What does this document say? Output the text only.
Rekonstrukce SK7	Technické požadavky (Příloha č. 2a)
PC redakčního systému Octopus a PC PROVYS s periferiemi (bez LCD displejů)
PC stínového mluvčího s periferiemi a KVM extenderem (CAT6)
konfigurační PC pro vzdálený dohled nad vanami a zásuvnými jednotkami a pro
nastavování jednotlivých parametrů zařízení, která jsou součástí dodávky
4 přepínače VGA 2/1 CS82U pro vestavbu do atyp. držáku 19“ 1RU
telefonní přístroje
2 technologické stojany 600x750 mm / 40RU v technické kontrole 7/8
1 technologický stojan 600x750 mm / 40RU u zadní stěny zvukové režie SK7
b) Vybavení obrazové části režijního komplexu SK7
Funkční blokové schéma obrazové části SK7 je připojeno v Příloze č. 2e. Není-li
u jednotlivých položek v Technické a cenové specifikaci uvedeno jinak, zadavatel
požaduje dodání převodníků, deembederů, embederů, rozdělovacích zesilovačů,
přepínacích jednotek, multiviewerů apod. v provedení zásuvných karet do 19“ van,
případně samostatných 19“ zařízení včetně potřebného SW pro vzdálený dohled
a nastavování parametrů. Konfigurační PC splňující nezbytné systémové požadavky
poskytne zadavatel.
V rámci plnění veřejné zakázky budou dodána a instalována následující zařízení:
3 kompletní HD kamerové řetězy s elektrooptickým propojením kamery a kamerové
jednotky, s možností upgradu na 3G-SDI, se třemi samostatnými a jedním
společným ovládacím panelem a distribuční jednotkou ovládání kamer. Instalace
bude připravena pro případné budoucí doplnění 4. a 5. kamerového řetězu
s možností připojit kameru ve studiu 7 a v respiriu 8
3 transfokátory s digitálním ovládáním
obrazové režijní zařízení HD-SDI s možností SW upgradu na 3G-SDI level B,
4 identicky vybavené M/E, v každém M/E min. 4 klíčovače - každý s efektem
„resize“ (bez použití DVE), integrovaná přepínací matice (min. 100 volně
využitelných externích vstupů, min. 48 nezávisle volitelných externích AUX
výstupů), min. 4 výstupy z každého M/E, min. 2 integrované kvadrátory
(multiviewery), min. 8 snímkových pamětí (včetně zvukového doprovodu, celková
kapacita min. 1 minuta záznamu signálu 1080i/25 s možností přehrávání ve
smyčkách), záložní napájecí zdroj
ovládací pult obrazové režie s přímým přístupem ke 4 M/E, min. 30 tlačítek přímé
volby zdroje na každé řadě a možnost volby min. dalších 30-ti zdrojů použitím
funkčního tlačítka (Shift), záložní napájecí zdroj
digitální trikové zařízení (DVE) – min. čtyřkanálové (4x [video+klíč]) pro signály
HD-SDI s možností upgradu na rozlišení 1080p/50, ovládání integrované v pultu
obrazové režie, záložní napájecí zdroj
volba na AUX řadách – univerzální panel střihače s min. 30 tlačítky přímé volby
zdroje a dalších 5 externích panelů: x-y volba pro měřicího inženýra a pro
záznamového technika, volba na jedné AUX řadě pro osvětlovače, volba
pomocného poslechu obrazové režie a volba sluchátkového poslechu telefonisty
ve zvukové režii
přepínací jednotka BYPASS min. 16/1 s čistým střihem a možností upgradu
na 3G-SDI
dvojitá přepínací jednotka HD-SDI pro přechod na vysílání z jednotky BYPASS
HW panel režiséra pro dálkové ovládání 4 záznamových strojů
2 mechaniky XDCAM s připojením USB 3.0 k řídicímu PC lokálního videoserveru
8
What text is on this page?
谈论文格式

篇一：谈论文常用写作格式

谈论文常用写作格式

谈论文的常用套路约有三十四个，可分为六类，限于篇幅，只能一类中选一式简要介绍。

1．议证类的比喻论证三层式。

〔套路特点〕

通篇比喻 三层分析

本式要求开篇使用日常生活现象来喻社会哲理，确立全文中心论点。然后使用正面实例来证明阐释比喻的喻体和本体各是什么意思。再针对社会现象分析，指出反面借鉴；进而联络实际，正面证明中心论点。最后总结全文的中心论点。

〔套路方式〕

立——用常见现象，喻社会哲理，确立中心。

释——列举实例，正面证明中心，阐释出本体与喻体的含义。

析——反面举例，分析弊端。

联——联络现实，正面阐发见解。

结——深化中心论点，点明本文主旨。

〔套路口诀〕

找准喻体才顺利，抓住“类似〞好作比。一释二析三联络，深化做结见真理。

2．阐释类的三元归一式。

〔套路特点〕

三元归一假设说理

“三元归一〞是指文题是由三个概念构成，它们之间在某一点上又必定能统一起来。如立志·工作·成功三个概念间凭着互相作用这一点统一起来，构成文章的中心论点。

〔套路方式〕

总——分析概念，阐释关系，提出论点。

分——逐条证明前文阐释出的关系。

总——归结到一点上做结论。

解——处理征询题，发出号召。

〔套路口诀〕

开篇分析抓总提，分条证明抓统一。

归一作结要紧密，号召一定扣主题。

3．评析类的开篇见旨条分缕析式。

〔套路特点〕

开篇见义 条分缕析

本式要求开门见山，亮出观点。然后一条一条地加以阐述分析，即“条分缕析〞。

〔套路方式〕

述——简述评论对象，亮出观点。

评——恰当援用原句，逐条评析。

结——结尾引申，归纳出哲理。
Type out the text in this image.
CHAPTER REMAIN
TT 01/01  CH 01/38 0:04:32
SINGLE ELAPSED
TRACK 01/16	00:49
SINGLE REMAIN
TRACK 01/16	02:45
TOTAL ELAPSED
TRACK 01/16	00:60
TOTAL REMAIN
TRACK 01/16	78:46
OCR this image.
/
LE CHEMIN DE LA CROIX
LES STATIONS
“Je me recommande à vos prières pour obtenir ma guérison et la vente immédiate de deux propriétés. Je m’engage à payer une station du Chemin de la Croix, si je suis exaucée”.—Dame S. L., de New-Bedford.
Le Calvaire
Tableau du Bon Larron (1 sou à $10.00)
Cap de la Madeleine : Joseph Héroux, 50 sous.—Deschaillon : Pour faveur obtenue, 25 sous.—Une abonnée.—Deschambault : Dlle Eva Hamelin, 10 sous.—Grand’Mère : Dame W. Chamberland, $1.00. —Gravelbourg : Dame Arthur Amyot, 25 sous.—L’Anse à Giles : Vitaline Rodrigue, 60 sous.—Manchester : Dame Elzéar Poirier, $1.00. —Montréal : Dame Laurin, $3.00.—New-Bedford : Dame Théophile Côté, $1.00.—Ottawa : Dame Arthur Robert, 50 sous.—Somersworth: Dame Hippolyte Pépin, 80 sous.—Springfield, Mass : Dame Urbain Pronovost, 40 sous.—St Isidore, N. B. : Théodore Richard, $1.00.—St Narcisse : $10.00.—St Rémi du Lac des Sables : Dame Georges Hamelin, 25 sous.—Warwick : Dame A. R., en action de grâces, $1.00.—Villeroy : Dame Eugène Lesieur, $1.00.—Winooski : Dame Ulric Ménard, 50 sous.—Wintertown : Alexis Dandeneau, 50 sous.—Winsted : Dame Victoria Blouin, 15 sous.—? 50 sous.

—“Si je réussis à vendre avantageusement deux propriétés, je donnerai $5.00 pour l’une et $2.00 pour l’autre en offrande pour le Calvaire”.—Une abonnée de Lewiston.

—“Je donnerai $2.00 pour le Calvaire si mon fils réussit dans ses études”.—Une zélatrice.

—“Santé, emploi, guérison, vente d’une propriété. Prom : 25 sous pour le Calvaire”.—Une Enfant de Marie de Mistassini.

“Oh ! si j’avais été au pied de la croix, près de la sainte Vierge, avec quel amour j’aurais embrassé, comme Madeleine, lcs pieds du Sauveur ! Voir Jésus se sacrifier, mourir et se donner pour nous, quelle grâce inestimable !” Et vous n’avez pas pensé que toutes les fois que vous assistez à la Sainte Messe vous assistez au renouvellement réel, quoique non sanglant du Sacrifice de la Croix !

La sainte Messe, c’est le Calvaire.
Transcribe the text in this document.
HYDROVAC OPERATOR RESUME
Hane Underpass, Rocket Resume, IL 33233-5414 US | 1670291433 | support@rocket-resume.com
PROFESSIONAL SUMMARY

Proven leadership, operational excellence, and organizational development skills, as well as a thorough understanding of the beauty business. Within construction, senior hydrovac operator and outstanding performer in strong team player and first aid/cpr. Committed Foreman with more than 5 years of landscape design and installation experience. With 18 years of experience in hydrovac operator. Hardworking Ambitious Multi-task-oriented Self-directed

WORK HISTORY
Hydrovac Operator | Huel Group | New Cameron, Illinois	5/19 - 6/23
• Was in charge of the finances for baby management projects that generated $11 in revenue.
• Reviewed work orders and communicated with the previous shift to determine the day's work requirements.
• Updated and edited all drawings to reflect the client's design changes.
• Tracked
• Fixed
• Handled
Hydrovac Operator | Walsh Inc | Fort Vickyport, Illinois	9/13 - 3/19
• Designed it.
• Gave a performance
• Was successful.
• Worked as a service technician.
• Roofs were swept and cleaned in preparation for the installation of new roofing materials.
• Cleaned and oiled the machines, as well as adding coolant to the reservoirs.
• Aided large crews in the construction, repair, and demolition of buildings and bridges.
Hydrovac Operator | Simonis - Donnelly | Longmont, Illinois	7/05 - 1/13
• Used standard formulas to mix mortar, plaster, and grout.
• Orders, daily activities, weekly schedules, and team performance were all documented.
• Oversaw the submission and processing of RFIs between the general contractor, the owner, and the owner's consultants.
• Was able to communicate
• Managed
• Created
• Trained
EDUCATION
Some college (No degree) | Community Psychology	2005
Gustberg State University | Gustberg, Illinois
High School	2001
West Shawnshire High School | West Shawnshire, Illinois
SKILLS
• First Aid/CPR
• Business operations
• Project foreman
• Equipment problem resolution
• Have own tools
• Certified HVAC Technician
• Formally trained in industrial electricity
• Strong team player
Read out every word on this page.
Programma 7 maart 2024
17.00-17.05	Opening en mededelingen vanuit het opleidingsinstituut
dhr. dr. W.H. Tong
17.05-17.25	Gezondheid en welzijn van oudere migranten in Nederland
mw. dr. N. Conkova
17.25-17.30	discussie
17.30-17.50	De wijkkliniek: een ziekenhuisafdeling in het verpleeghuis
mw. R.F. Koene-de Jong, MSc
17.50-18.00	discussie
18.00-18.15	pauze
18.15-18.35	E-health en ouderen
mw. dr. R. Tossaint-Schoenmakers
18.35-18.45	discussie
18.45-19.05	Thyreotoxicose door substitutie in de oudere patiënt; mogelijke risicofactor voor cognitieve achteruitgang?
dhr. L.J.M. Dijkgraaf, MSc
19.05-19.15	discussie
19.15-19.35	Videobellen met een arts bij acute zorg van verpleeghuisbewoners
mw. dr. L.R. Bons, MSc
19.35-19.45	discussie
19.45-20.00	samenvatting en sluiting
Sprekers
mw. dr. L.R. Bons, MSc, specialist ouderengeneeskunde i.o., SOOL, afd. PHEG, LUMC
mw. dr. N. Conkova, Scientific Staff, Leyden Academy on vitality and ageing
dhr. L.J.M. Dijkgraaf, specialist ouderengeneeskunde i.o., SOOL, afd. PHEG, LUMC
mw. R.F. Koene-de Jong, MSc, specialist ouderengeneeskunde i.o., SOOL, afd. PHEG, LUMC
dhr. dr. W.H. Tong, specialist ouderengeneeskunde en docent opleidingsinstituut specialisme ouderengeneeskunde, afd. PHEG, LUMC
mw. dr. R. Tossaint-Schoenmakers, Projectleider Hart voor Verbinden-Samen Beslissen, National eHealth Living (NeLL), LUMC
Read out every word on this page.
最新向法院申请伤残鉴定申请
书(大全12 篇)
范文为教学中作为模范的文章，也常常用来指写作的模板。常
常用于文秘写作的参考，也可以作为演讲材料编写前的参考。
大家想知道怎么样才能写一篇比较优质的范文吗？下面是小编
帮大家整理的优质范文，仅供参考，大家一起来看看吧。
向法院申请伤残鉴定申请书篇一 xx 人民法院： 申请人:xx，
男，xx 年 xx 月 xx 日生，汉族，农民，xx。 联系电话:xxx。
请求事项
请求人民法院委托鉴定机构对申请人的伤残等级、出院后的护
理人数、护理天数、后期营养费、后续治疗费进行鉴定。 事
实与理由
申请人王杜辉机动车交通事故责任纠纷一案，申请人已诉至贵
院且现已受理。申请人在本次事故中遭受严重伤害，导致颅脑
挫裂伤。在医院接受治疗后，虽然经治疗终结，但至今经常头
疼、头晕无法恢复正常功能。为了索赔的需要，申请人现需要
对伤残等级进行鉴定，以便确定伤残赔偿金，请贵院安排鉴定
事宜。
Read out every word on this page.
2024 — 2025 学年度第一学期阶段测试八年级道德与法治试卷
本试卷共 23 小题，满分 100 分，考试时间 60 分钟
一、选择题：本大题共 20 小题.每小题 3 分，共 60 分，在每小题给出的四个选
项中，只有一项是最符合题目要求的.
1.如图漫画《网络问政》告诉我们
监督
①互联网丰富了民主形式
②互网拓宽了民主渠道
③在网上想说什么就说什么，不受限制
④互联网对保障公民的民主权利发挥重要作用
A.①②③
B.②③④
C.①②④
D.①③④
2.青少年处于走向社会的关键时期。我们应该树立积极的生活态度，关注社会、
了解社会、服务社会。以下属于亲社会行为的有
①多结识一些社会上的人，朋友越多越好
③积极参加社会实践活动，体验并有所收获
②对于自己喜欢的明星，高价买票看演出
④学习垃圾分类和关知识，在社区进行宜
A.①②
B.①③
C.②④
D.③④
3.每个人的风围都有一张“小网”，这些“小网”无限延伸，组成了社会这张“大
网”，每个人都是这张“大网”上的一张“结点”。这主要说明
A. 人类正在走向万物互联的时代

■ ■ ■ ■

State how many lines of the records above contain the word "periferiemi", and give only that number.

OUTPUT FOR THIS TASK → 2